• [DESCRIPTION OF THE TASK]: Pull out every line with the word "Decision".

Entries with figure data
┏━━
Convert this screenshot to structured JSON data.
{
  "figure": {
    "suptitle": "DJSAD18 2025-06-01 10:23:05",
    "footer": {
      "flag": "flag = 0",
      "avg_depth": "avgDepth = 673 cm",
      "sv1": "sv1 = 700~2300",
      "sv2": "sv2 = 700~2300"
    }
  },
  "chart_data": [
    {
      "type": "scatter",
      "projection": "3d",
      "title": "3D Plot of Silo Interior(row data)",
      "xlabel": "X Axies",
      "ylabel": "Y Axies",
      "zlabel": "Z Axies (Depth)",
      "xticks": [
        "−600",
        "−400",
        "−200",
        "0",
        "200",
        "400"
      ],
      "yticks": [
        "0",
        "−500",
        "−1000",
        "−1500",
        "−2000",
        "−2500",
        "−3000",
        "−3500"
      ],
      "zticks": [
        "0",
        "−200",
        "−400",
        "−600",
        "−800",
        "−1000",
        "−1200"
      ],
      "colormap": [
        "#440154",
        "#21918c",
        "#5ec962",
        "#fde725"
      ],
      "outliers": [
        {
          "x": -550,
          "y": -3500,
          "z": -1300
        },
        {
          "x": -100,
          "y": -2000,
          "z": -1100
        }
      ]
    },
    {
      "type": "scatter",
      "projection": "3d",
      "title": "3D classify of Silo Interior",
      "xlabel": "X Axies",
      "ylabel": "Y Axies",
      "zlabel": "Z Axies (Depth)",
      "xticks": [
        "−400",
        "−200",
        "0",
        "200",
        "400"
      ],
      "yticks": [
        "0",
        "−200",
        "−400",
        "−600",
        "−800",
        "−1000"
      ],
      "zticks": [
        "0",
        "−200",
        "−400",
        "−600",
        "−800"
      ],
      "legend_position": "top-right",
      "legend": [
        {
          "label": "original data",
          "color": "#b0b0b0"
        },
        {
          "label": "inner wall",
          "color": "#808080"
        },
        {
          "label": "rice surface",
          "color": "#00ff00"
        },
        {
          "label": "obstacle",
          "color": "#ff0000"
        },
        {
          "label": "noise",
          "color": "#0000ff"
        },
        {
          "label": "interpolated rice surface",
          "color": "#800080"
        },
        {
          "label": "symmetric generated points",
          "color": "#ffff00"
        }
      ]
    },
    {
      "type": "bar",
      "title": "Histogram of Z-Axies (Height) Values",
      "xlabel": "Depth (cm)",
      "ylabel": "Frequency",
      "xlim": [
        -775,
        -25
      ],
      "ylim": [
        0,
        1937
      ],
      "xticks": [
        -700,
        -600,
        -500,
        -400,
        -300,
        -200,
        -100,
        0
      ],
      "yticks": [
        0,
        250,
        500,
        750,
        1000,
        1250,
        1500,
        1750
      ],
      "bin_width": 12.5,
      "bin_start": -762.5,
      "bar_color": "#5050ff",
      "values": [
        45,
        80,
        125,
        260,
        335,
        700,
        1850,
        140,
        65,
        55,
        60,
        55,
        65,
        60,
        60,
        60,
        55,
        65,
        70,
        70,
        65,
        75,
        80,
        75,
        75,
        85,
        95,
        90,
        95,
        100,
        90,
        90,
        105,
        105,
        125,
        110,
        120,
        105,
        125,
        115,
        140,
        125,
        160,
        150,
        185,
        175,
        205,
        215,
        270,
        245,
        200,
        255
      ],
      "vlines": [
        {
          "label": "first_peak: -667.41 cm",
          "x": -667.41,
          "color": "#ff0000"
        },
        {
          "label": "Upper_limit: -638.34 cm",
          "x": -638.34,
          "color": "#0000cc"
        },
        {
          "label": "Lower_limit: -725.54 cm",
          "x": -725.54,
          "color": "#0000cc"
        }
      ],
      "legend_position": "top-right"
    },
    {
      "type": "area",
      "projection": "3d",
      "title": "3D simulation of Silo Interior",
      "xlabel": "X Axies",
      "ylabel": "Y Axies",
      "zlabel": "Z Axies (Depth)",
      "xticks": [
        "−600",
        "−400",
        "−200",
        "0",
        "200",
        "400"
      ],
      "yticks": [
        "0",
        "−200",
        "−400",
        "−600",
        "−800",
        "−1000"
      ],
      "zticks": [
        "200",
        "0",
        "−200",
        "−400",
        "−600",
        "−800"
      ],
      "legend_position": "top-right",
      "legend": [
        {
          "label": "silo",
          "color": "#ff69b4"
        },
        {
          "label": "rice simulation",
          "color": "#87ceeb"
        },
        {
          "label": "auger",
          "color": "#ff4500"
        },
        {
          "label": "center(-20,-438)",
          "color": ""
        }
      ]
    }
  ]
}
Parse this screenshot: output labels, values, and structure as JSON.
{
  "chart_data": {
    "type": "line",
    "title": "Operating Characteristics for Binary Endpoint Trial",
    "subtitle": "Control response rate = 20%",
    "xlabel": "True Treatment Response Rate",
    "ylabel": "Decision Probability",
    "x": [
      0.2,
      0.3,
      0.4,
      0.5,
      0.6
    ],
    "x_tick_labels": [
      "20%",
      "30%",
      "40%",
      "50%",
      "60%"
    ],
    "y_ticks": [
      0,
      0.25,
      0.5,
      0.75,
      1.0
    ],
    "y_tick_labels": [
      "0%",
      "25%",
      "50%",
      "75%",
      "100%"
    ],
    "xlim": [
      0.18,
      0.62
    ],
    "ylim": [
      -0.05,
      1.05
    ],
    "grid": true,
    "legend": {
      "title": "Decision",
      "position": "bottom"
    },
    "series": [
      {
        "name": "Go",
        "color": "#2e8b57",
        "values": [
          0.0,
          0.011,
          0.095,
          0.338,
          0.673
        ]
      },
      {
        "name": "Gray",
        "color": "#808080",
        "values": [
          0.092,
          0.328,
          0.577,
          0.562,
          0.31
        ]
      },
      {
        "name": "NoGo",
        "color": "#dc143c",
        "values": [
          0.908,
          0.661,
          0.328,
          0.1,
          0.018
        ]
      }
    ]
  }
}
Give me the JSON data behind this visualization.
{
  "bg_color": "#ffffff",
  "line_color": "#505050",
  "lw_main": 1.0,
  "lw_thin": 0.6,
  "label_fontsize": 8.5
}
┗━━
• [RESPONSE BELOW]:
    "ylabel": "Decision Probability",
      "title": "Decision",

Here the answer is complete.